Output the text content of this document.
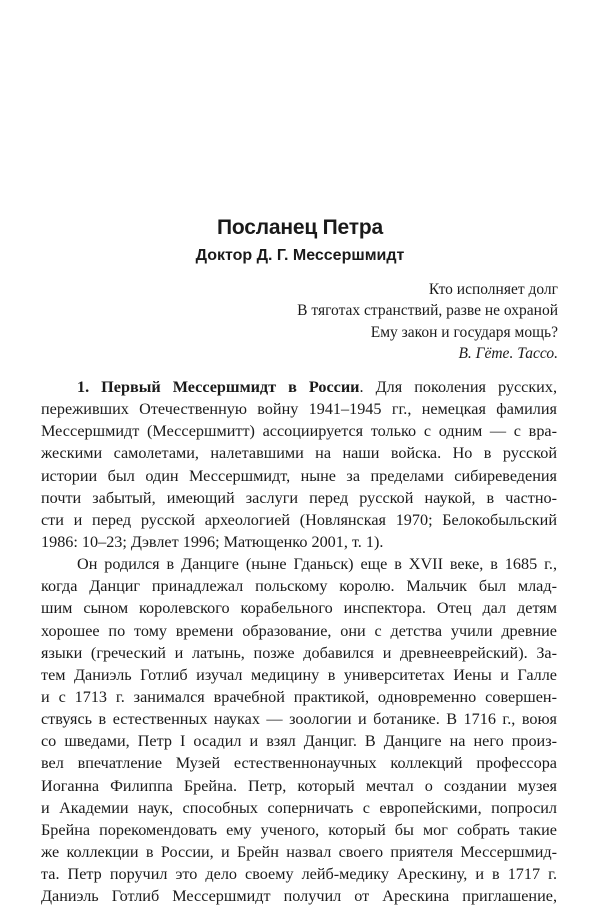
Посланец Петра
Доктор Д. Г. Мессершмидт
Кто исполняет долг
В тяготах странствий, разве не охраной
Ему закон и государя мощь?
В. Гёте. Тассо.
1. Первый Мессершмидт в России. Для поколения русских,
переживших Отечественную войну 1941–1945 гг., немецкая фамилия
Мессершмидт (Мессершмитт) ассоциируется только с одним — с вра-
жескими самолетами, налетавшими на наши войска. Но в русской
истории был один Мессершмидт, ныне за пределами сибиреведения
почти забытый, имеющий заслуги перед русской наукой, в частно-
сти и перед русской археологией (Новлянская 1970; Белокобыльский
1986: 10–23; Дэвлет 1996; Матющенко 2001, т. 1).
Он родился в Данциге (ныне Гданьск) еще в XVII веке, в 1685 г.,
когда Данциг принадлежал польскому королю. Мальчик был млад-
шим сыном королевского корабельного инспектора. Отец дал детям
хорошее по тому времени образование, они с детства учили древние
языки (греческий и латынь, позже добавился и древнееврейский). За-
тем Даниэль Готлиб изучал медицину в университетах Иены и Галле
и с 1713 г. занимался врачебной практикой, одновременно совершен-
ствуясь в естественных науках — зоологии и ботанике. В 1716 г., воюя
со шведами, Петр I осадил и взял Данциг. В Данциге на него произ-
вел впечатление Музей естественнонаучных коллекций профессора
Иоганна Филиппа Брейна. Петр, который мечтал о создании музея
и Академии наук, способных соперничать с европейскими, попросил
Брейна порекомендовать ему ученого, который бы мог собрать такие
же коллекции в России, и Брейн назвал своего приятеля Мессершмид-
та. Петр поручил это дело своему лейб-медику Арескину, и в 1717 г.
Даниэль Готлиб Мессершмидт получил от Арескина приглашение,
━━━━━━━━━━
=== Task instructions ===
Each line in the entries above that includes the string "русской" should be extracted.

=== Solution to the problem ===
жескими самолетами, налетавшими на наши войска. Но в русской
почти забытый, имеющий заслуги перед русской наукой, в частно-
сти и перед русской археологией (Новлянская 1970; Белокобыльский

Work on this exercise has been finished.